Task objective - Output every line exactly as written. Leave out pictures.

Supplied records -
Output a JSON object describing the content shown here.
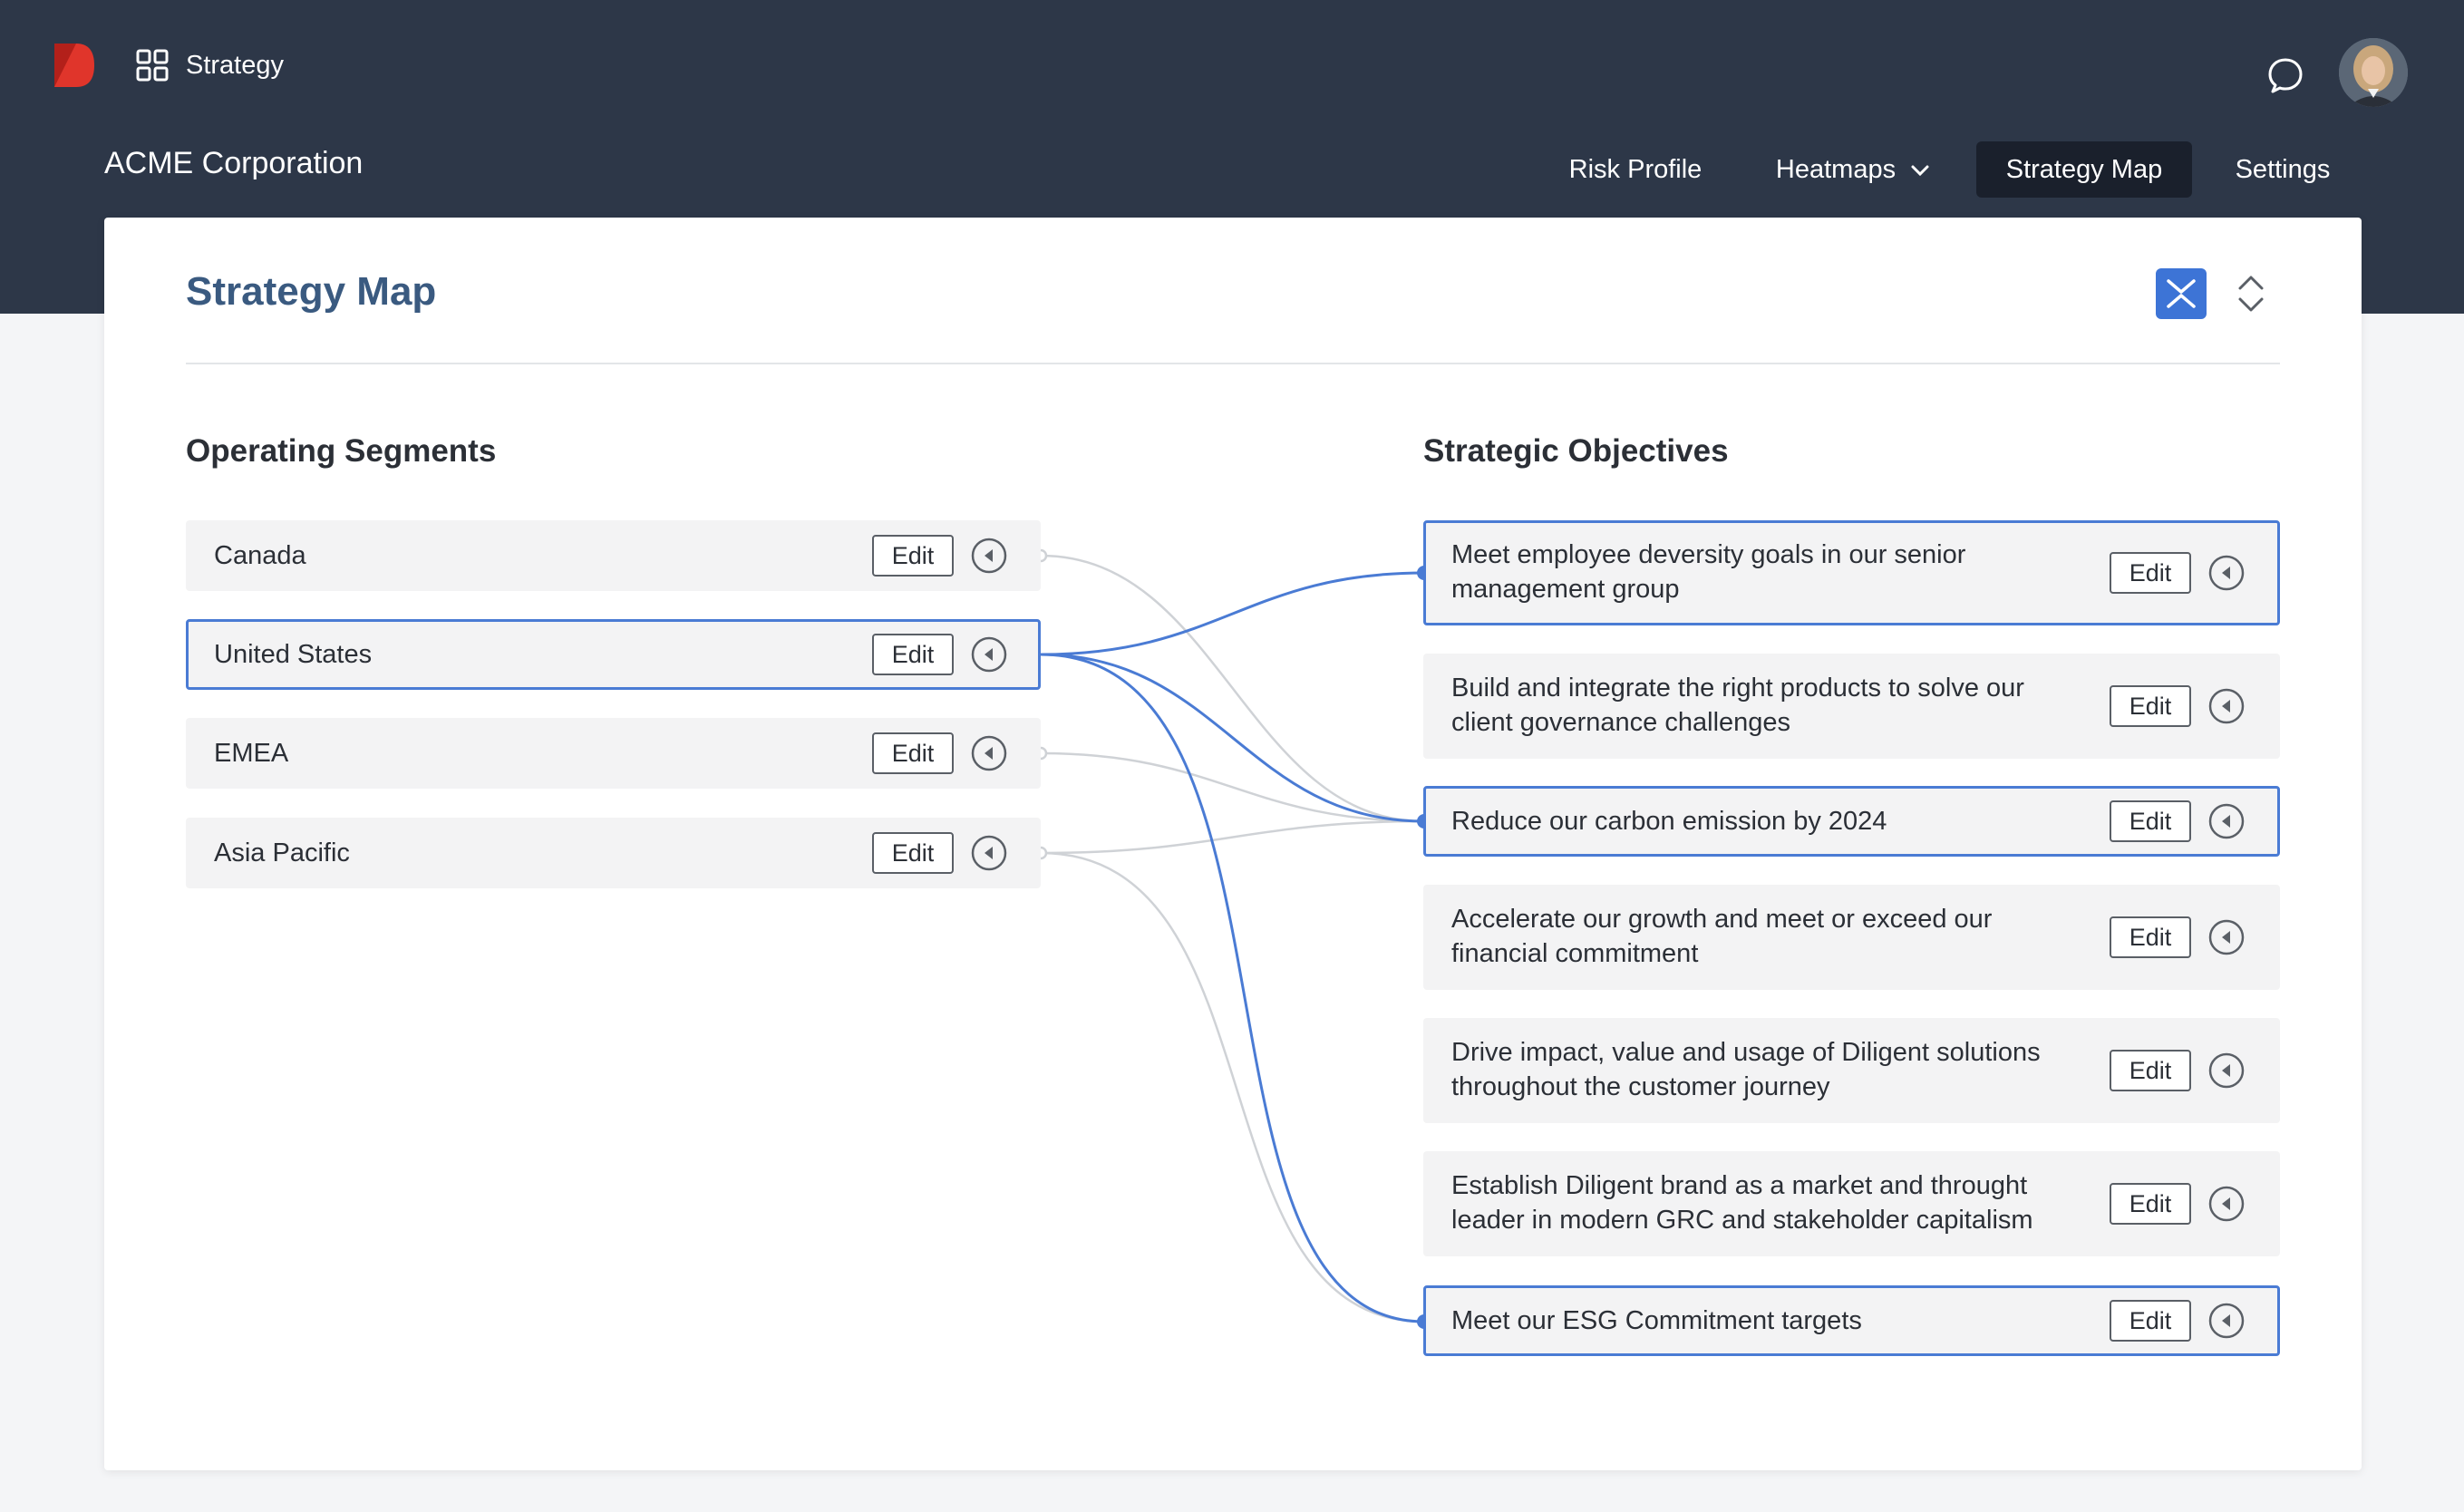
{
  "topbar": {
    "app_name": "Strategy",
    "org_name": "ACME Corporation"
  },
  "nav": {
    "items": [
      {
        "label": "Risk Profile"
      },
      {
        "label": "Heatmaps"
      },
      {
        "label": "Strategy Map"
      },
      {
        "label": "Settings"
      }
    ],
    "active": "Strategy Map"
  },
  "card": {
    "title": "Strategy Map"
  },
  "left": {
    "title": "Operating Segments",
    "items": [
      {
        "label": "Canada",
        "edit": "Edit"
      },
      {
        "label": "United States",
        "edit": "Edit"
      },
      {
        "label": "EMEA",
        "edit": "Edit"
      },
      {
        "label": "Asia Pacific",
        "edit": "Edit"
      }
    ]
  },
  "right": {
    "title": "Strategic Objectives",
    "items": [
      {
        "line1": "Meet employee deversity goals in our senior",
        "line2": "management group",
        "edit": "Edit"
      },
      {
        "line1": "Build and integrate the right products to solve our",
        "line2": "client governance challenges",
        "edit": "Edit"
      },
      {
        "line1": "Reduce our carbon emission by 2024",
        "line2": "",
        "edit": "Edit"
      },
      {
        "line1": "Accelerate our growth and meet or exceed our",
        "line2": "financial commitment",
        "edit": "Edit"
      },
      {
        "line1": "Drive impact, value and usage of Diligent solutions",
        "line2": "throughout the customer journey",
        "edit": "Edit"
      },
      {
        "line1": "Establish Diligent brand as a market and throught",
        "line2": "leader in modern GRC and stakeholder capitalism",
        "edit": "Edit"
      },
      {
        "line1": "Meet our ESG Commitment targets",
        "line2": "",
        "edit": "Edit"
      }
    ]
  },
  "colors": {
    "header_bg": "#2d3748",
    "accent": "#4a7bd4",
    "title": "#3a5a80",
    "brand_red": "#e0352b"
  },
  "icons": [
    "diligent-logo",
    "apps-grid-icon",
    "chat-bubble-icon",
    "avatar",
    "chevron-down-icon",
    "collapse-icon",
    "expand-icon",
    "left-arrow-circle-icon"
  ]
}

Result of the exercise -
Output a JSON object describing the content shown here.
{
  "topbar": {
    "app_name": "Strategy",
    "org_name": "ACME Corporation"
  },
  "nav": {
    "items": [
      {
        "label": "Risk Profile"
      },
      {
        "label": "Heatmaps"
      },
      {
        "label": "Strategy Map"
      },
      {
        "label": "Settings"
      }
    ],
    "active": "Strategy Map"
  },
  "card": {
    "title": "Strategy Map"
  },
  "left": {
    "title": "Operating Segments",
    "items": [
      {
        "label": "Canada",
        "edit": "Edit"
      },
      {
        "label": "United States",
        "edit": "Edit"
      },
      {
        "label": "EMEA",
        "edit": "Edit"
      },
      {
        "label": "Asia Pacific",
        "edit": "Edit"
      }
    ]
  },
  "right": {
    "title": "Strategic Objectives",
    "items": [
      {
        "line1": "Meet employee deversity goals in our senior",
        "line2": "management group",
        "edit": "Edit"
      },
      {
        "line1": "Build and integrate the right products to solve our",
        "line2": "client governance challenges",
        "edit": "Edit"
      },
      {
        "line1": "Reduce our carbon emission by 2024",
        "line2": "",
        "edit": "Edit"
      },
      {
        "line1": "Accelerate our growth and meet or exceed our",
        "line2": "financial commitment",
        "edit": "Edit"
      },
      {
        "line1": "Drive impact, value and usage of Diligent solutions",
        "line2": "throughout the customer journey",
        "edit": "Edit"
      },
      {
        "line1": "Establish Diligent brand as a market and throught",
        "line2": "leader in modern GRC and stakeholder capitalism",
        "edit": "Edit"
      },
      {
        "line1": "Meet our ESG Commitment targets",
        "line2": "",
        "edit": "Edit"
      }
    ]
  },
  "colors": {
    "header_bg": "#2d3748",
    "accent": "#4a7bd4",
    "title": "#3a5a80",
    "brand_red": "#e0352b"
  },
  "icons": [
    "diligent-logo",
    "apps-grid-icon",
    "chat-bubble-icon",
    "avatar",
    "chevron-down-icon",
    "collapse-icon",
    "expand-icon",
    "left-arrow-circle-icon"
  ]
}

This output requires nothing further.